Determine the number of lines containing the word "this", and state that figure alone.

*** Records for processing

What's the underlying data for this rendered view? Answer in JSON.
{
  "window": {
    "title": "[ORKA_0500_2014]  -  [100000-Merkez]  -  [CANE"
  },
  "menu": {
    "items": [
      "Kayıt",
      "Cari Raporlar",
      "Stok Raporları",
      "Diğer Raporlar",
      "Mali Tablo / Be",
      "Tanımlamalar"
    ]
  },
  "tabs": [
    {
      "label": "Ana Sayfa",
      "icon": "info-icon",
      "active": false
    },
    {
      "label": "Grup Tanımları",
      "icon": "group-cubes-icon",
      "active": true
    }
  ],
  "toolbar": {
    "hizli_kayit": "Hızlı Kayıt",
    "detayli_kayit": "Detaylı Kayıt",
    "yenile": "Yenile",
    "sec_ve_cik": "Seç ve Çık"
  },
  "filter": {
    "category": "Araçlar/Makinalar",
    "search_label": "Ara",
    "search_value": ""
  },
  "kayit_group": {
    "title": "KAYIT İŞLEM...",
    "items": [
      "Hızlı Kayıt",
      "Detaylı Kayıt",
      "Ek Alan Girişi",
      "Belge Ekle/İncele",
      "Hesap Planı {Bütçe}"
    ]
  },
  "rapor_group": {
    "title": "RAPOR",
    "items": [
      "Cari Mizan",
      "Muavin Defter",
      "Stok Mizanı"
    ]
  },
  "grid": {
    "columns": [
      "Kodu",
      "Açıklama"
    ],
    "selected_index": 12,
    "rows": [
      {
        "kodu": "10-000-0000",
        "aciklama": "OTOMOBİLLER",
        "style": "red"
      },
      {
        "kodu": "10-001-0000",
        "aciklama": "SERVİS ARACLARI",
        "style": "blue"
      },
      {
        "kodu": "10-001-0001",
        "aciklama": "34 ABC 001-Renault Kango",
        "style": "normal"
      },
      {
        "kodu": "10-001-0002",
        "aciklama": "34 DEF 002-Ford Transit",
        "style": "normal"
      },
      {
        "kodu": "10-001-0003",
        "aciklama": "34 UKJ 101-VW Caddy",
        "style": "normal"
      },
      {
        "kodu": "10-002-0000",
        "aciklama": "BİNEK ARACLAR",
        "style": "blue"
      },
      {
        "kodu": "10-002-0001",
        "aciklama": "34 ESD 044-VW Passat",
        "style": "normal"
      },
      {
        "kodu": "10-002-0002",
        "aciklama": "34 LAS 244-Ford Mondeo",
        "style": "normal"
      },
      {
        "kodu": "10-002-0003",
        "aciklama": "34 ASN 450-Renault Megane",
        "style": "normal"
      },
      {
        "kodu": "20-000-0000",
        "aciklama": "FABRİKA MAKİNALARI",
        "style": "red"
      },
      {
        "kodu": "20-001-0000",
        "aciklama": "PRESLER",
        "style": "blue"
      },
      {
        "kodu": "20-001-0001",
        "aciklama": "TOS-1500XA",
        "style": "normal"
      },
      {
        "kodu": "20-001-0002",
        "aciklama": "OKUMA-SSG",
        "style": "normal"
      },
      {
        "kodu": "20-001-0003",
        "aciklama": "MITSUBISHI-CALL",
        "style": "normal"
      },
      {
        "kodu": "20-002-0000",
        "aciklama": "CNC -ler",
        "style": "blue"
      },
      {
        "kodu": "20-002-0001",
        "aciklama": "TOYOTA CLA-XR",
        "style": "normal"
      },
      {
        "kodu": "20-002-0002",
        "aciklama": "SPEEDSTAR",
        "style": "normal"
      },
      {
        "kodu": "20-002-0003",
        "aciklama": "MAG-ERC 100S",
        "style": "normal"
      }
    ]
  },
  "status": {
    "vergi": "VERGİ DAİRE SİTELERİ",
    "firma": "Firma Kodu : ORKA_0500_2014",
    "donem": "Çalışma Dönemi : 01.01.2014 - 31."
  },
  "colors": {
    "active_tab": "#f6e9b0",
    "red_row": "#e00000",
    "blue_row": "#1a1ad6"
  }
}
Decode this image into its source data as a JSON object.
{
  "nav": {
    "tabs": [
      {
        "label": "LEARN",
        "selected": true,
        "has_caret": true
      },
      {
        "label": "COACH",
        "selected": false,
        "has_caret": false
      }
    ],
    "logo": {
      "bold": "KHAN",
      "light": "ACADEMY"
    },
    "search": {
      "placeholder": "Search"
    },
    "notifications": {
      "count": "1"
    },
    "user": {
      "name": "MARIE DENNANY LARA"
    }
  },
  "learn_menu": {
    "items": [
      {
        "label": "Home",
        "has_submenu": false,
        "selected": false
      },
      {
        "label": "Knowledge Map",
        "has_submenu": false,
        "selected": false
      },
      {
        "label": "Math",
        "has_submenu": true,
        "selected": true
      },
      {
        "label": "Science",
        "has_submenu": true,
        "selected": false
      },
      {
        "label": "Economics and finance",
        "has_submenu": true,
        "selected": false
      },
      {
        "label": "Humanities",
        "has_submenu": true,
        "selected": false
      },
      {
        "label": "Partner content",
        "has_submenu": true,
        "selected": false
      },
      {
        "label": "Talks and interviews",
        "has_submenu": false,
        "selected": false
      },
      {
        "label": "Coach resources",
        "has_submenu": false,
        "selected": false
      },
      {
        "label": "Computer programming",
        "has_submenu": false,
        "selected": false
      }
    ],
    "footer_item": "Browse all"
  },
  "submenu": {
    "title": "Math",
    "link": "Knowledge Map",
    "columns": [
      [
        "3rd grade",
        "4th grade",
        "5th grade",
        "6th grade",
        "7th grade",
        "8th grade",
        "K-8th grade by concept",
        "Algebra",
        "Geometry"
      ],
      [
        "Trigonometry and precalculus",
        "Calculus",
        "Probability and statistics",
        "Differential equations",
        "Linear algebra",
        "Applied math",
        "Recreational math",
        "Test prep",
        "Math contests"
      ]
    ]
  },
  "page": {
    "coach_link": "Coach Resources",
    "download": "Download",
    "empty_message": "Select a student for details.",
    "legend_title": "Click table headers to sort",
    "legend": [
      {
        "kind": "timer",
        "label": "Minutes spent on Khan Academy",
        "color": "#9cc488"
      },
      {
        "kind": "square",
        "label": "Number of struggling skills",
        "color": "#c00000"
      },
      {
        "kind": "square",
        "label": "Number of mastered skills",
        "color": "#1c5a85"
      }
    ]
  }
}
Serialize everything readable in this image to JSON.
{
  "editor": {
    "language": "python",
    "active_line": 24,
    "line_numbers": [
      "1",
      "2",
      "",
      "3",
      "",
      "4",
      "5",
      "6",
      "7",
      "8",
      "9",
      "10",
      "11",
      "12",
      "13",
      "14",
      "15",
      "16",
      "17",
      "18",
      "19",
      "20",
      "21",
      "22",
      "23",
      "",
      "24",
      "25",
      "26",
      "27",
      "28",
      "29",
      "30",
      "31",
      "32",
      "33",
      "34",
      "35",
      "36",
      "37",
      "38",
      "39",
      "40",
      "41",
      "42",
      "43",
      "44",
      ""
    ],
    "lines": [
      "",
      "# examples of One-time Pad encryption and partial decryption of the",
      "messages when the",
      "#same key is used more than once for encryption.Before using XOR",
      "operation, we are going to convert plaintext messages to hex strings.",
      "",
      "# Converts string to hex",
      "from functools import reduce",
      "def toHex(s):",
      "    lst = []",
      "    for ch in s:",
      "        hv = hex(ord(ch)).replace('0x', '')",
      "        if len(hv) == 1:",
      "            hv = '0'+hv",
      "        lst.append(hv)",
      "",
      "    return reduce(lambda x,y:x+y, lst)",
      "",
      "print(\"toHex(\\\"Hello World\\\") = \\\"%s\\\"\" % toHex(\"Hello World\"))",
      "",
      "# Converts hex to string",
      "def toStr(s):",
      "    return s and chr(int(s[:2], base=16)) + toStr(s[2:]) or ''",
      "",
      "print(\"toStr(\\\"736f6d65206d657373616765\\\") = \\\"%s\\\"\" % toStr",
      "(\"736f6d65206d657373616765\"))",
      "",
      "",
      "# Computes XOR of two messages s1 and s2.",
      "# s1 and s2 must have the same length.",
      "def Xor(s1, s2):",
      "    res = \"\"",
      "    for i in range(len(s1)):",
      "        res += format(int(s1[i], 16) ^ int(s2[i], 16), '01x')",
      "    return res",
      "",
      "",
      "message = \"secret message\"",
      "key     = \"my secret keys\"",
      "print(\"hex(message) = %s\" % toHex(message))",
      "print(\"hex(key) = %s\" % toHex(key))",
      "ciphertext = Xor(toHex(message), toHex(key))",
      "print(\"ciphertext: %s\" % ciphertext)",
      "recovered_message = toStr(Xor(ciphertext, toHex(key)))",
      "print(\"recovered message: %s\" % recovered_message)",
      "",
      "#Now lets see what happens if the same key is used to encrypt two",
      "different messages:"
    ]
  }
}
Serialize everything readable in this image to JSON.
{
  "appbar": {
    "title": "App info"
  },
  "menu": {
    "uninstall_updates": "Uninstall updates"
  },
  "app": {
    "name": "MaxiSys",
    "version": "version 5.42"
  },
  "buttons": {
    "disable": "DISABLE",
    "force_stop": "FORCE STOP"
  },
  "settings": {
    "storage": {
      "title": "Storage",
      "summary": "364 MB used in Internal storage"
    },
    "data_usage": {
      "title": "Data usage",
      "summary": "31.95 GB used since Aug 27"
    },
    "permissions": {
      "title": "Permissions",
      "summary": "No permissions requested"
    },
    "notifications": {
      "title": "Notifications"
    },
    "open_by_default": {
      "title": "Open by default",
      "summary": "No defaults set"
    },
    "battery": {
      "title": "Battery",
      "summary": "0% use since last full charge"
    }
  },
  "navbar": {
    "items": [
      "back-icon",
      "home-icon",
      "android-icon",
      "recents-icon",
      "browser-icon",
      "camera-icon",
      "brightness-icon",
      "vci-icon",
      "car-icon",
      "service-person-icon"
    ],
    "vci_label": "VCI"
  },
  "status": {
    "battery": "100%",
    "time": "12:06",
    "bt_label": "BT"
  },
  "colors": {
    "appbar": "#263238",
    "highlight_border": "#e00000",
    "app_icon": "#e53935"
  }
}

******

> [Response] 4